Dataset entries:
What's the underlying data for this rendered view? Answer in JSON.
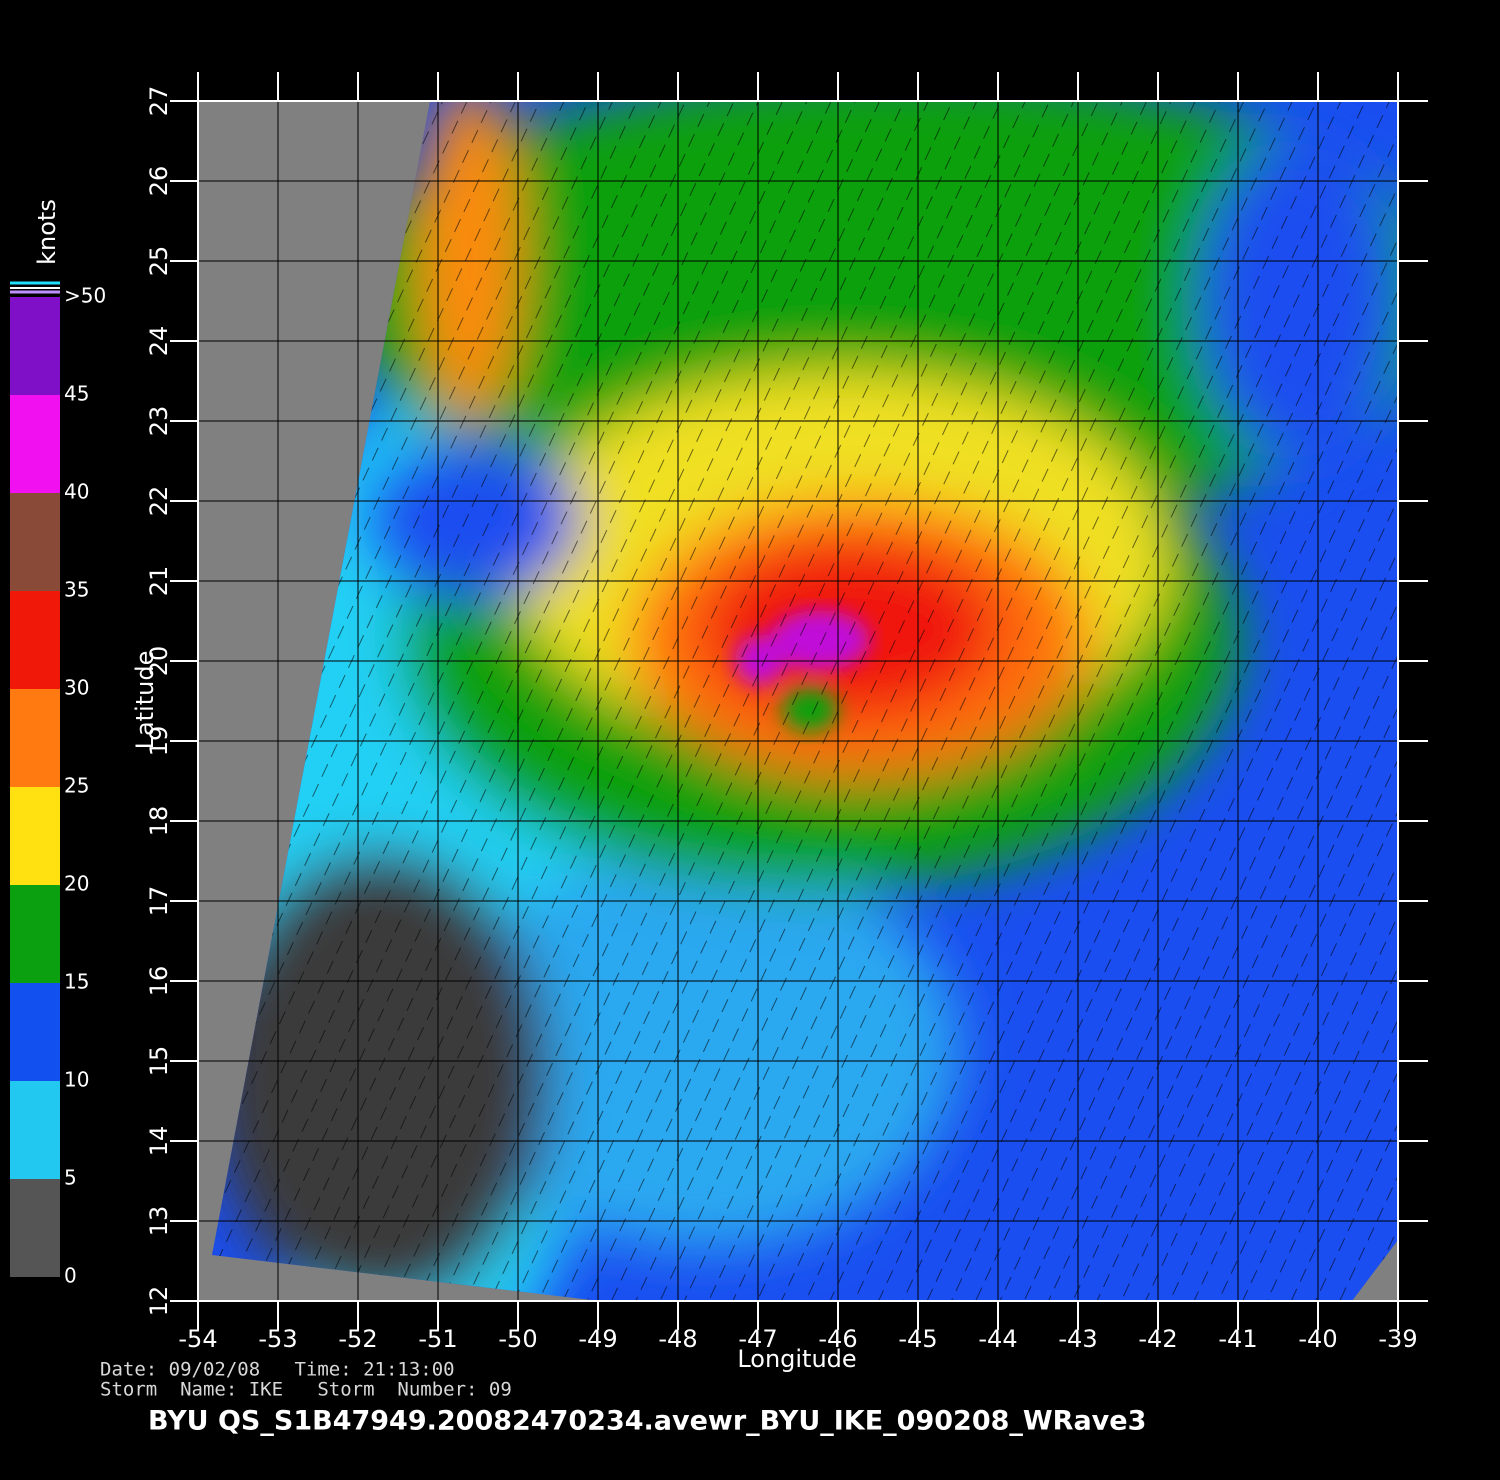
{
  "map": {
    "xlabel": "Longitude",
    "ylabel": "Latitude",
    "xlim": [
      -54,
      -39
    ],
    "ylim": [
      12,
      27
    ],
    "xticks": [
      -54,
      -53,
      -52,
      -51,
      -50,
      -49,
      -48,
      -47,
      -46,
      -45,
      -44,
      -43,
      -42,
      -41,
      -40,
      -39
    ],
    "yticks": [
      12,
      13,
      14,
      15,
      16,
      17,
      18,
      19,
      20,
      21,
      22,
      23,
      24,
      25,
      26,
      27
    ],
    "grid": true
  },
  "colorbar": {
    "title": "knots",
    "lim": [
      0,
      50
    ],
    "ticks": [
      0,
      5,
      10,
      15,
      20,
      25,
      30,
      35,
      40,
      45,
      {
        "value": 50,
        "label": ">50"
      }
    ],
    "colors": [
      "#555555",
      "#22c8f0",
      "#1250f0",
      "#0aa010",
      "#ffe010",
      "#ff7a10",
      "#f01808",
      "#8a4a38",
      "#f010f0",
      "#8010c8"
    ]
  },
  "footer": {
    "line1": "Date: 09/02/08   Time: 21:13:00",
    "line2": "Storm  Name: IKE   Storm  Number: 09",
    "title": "BYU  QS_S1B47949.20082470234.avewr_BYU_IKE_090208_WRave3"
  }
}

Written problem: Above are the records; reproduce them exactly and leave out the pictures.

Response:
What's the underlying data for this rendered view? Answer in JSON.
{
  "map": {
    "xlabel": "Longitude",
    "ylabel": "Latitude",
    "xlim": [
      -54,
      -39
    ],
    "ylim": [
      12,
      27
    ],
    "xticks": [
      -54,
      -53,
      -52,
      -51,
      -50,
      -49,
      -48,
      -47,
      -46,
      -45,
      -44,
      -43,
      -42,
      -41,
      -40,
      -39
    ],
    "yticks": [
      12,
      13,
      14,
      15,
      16,
      17,
      18,
      19,
      20,
      21,
      22,
      23,
      24,
      25,
      26,
      27
    ],
    "grid": true
  },
  "colorbar": {
    "title": "knots",
    "lim": [
      0,
      50
    ],
    "ticks": [
      0,
      5,
      10,
      15,
      20,
      25,
      30,
      35,
      40,
      45,
      {
        "value": 50,
        "label": ">50"
      }
    ],
    "colors": [
      "#555555",
      "#22c8f0",
      "#1250f0",
      "#0aa010",
      "#ffe010",
      "#ff7a10",
      "#f01808",
      "#8a4a38",
      "#f010f0",
      "#8010c8"
    ]
  },
  "footer": {
    "line1": "Date: 09/02/08   Time: 21:13:00",
    "line2": "Storm  Name: IKE   Storm  Number: 09",
    "title": "BYU  QS_S1B47949.20082470234.avewr_BYU_IKE_090208_WRave3"
  }
}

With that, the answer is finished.